_Trecho selecionado_:
- - -

A função do indicador é a de ser um informativo de preços.
É ser uma ferramenta de análise de mercado, de tendências, de sazonalidade.
Sua razão de existir é a de ser usado na bolsa no último dia útil de cada vencimento como preço de ajuste do contrato futuro que expira.
Não há pecuária hoje no Brasil sem o Indicador Cepea. Ficaríamos cegos, dependendo dos compradores de frigoríficos e dos grupos de telegram/whatsapp para, de forma ineficiente, tentar em vão achar o valor justo ou correto do mercado do dia para cada praça, cada estado e cada região.
A informação para ser útil e transparente tem que ser centralizada em um único local.
O indicador tem que ser valorizado pelo que ele é: um ambiente sem viés que centraliza e publica diariamente um espelho do que aconteceu em vários locais.

- - -

_Informações fornecidas_:

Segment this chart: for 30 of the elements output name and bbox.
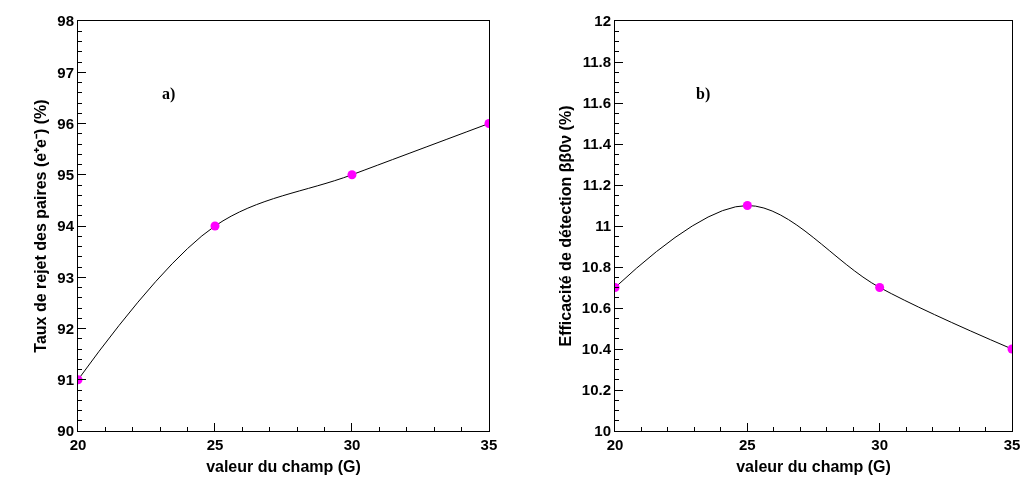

- - -

_Objetivo_:
No texto sobre o Indicador Cepea, reescreva tudo desde "Sua razão de" até "em vários locais.", trocando "espelho" por "retrato".

_Resposta ao exercício_:
Sua razão de existir é a de ser usado na bolsa no último dia útil de cada vencimento como preço de ajuste do contrato futuro que expira.
Não há pecuária hoje no Brasil sem o Indicador Cepea. Ficaríamos cegos, dependendo dos compradores de frigoríficos e dos grupos de telegram/whatsapp para, de forma ineficiente, tentar em vão achar o valor justo ou correto do mercado do dia para cada praça, cada estado e cada região.
A informação para ser útil e transparente tem que ser centralizada em um único local.
O indicador tem que ser valorizado pelo que ele é: um ambiente sem viés que centraliza e publica diariamente um retrato do que aconteceu em vários locais.